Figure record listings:
- - - -

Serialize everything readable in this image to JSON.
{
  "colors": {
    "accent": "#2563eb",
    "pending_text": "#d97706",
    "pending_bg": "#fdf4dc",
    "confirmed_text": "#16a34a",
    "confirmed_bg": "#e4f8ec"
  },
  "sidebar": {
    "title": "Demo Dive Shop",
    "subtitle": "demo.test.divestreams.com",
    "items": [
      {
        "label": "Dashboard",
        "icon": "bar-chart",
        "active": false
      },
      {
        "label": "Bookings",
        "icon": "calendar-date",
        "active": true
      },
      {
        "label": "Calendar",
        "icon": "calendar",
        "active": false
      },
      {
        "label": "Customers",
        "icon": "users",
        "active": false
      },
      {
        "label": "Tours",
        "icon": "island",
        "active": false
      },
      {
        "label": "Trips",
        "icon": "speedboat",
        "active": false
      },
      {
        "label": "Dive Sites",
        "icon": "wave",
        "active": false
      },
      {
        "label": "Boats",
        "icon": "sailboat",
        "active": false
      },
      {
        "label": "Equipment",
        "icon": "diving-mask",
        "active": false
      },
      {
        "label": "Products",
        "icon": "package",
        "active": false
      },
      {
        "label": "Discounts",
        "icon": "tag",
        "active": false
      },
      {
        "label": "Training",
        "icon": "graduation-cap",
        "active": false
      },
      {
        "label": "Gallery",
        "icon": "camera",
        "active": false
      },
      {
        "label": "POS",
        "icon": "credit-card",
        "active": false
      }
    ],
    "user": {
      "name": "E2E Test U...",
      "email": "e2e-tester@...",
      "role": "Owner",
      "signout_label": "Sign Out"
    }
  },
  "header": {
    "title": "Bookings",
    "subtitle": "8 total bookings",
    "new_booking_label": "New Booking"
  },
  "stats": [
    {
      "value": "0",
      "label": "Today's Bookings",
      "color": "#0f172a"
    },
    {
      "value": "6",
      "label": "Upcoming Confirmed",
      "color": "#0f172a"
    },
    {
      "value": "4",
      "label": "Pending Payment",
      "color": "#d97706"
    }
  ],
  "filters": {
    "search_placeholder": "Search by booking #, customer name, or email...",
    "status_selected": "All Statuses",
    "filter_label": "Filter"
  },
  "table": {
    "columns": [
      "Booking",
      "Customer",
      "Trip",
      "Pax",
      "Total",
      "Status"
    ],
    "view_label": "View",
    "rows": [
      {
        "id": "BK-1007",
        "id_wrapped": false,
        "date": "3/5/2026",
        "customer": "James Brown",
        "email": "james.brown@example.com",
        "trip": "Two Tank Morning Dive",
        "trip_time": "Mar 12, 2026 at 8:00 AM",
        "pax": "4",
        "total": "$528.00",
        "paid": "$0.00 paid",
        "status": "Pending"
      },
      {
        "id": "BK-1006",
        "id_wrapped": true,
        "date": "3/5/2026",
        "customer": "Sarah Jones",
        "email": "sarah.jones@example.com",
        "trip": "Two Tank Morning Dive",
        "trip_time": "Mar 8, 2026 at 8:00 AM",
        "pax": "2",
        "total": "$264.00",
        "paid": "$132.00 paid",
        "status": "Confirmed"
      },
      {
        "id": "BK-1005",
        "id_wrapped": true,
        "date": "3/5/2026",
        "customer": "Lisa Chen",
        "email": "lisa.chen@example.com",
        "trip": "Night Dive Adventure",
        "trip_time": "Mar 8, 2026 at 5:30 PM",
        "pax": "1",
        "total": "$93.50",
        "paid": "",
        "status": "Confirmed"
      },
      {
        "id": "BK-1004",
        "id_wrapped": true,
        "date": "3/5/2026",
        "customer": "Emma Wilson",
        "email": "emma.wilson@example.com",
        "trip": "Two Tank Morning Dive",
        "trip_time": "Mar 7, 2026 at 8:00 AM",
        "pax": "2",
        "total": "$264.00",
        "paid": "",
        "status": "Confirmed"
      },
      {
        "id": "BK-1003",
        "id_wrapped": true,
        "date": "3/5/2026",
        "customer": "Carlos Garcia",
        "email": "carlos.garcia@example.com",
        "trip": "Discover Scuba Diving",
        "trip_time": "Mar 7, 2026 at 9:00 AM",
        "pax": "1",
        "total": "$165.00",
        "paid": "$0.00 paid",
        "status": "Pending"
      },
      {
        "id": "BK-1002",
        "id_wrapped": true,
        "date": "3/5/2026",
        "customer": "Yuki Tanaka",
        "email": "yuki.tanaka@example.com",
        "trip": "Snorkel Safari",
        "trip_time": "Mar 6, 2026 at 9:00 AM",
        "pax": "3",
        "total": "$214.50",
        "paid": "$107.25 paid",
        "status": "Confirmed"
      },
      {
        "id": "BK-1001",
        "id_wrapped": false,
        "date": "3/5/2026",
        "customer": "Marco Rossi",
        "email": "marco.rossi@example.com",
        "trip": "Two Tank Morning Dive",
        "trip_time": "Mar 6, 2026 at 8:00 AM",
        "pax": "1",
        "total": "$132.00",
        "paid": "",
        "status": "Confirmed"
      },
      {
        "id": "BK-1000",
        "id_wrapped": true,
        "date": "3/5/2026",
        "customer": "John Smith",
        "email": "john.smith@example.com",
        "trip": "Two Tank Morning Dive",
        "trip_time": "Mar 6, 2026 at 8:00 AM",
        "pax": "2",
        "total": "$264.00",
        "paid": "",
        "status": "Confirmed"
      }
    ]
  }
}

- - - -

*Brief*. Write the entries again, exactly as they stand.

*Completed task*.
Serialize everything readable in this image to JSON.
{
  "colors": {
    "accent": "#2563eb",
    "pending_text": "#d97706",
    "pending_bg": "#fdf4dc",
    "confirmed_text": "#16a34a",
    "confirmed_bg": "#e4f8ec"
  },
  "sidebar": {
    "title": "Demo Dive Shop",
    "subtitle": "demo.test.divestreams.com",
    "items": [
      {
        "label": "Dashboard",
        "icon": "bar-chart",
        "active": false
      },
      {
        "label": "Bookings",
        "icon": "calendar-date",
        "active": true
      },
      {
        "label": "Calendar",
        "icon": "calendar",
        "active": false
      },
      {
        "label": "Customers",
        "icon": "users",
        "active": false
      },
      {
        "label": "Tours",
        "icon": "island",
        "active": false
      },
      {
        "label": "Trips",
        "icon": "speedboat",
        "active": false
      },
      {
        "label": "Dive Sites",
        "icon": "wave",
        "active": false
      },
      {
        "label": "Boats",
        "icon": "sailboat",
        "active": false
      },
      {
        "label": "Equipment",
        "icon": "diving-mask",
        "active": false
      },
      {
        "label": "Products",
        "icon": "package",
        "active": false
      },
      {
        "label": "Discounts",
        "icon": "tag",
        "active": false
      },
      {
        "label": "Training",
        "icon": "graduation-cap",
        "active": false
      },
      {
        "label": "Gallery",
        "icon": "camera",
        "active": false
      },
      {
        "label": "POS",
        "icon": "credit-card",
        "active": false
      }
    ],
    "user": {
      "name": "E2E Test U...",
      "email": "e2e-tester@...",
      "role": "Owner",
      "signout_label": "Sign Out"
    }
  },
  "header": {
    "title": "Bookings",
    "subtitle": "8 total bookings",
    "new_booking_label": "New Booking"
  },
  "stats": [
    {
      "value": "0",
      "label": "Today's Bookings",
      "color": "#0f172a"
    },
    {
      "value": "6",
      "label": "Upcoming Confirmed",
      "color": "#0f172a"
    },
    {
      "value": "4",
      "label": "Pending Payment",
      "color": "#d97706"
    }
  ],
  "filters": {
    "search_placeholder": "Search by booking #, customer name, or email...",
    "status_selected": "All Statuses",
    "filter_label": "Filter"
  },
  "table": {
    "columns": [
      "Booking",
      "Customer",
      "Trip",
      "Pax",
      "Total",
      "Status"
    ],
    "view_label": "View",
    "rows": [
      {
        "id": "BK-1007",
        "id_wrapped": false,
        "date": "3/5/2026",
        "customer": "James Brown",
        "email": "james.brown@example.com",
        "trip": "Two Tank Morning Dive",
        "trip_time": "Mar 12, 2026 at 8:00 AM",
        "pax": "4",
        "total": "$528.00",
        "paid": "$0.00 paid",
        "status": "Pending"
      },
      {
        "id": "BK-1006",
        "id_wrapped": true,
        "date": "3/5/2026",
        "customer": "Sarah Jones",
        "email": "sarah.jones@example.com",
        "trip": "Two Tank Morning Dive",
        "trip_time": "Mar 8, 2026 at 8:00 AM",
        "pax": "2",
        "total": "$264.00",
        "paid": "$132.00 paid",
        "status": "Confirmed"
      },
      {
        "id": "BK-1005",
        "id_wrapped": true,
        "date": "3/5/2026",
        "customer": "Lisa Chen",
        "email": "lisa.chen@example.com",
        "trip": "Night Dive Adventure",
        "trip_time": "Mar 8, 2026 at 5:30 PM",
        "pax": "1",
        "total": "$93.50",
        "paid": "",
        "status": "Confirmed"
      },
      {
        "id": "BK-1004",
        "id_wrapped": true,
        "date": "3/5/2026",
        "customer": "Emma Wilson",
        "email": "emma.wilson@example.com",
        "trip": "Two Tank Morning Dive",
        "trip_time": "Mar 7, 2026 at 8:00 AM",
        "pax": "2",
        "total": "$264.00",
        "paid": "",
        "status": "Confirmed"
      },
      {
        "id": "BK-1003",
        "id_wrapped": true,
        "date": "3/5/2026",
        "customer": "Carlos Garcia",
        "email": "carlos.garcia@example.com",
        "trip": "Discover Scuba Diving",
        "trip_time": "Mar 7, 2026 at 9:00 AM",
        "pax": "1",
        "total": "$165.00",
        "paid": "$0.00 paid",
        "status": "Pending"
      },
      {
        "id": "BK-1002",
        "id_wrapped": true,
        "date": "3/5/2026",
        "customer": "Yuki Tanaka",
        "email": "yuki.tanaka@example.com",
        "trip": "Snorkel Safari",
        "trip_time": "Mar 6, 2026 at 9:00 AM",
        "pax": "3",
        "total": "$214.50",
        "paid": "$107.25 paid",
        "status": "Confirmed"
      },
      {
        "id": "BK-1001",
        "id_wrapped": false,
        "date": "3/5/2026",
        "customer": "Marco Rossi",
        "email": "marco.rossi@example.com",
        "trip": "Two Tank Morning Dive",
        "trip_time": "Mar 6, 2026 at 8:00 AM",
        "pax": "1",
        "total": "$132.00",
        "paid": "",
        "status": "Confirmed"
      },
      {
        "id": "BK-1000",
        "id_wrapped": true,
        "date": "3/5/2026",
        "customer": "John Smith",
        "email": "john.smith@example.com",
        "trip": "Two Tank Morning Dive",
        "trip_time": "Mar 6, 2026 at 8:00 AM",
        "pax": "2",
        "total": "$264.00",
        "paid": "",
        "status": "Confirmed"
      }
    ]
  }
}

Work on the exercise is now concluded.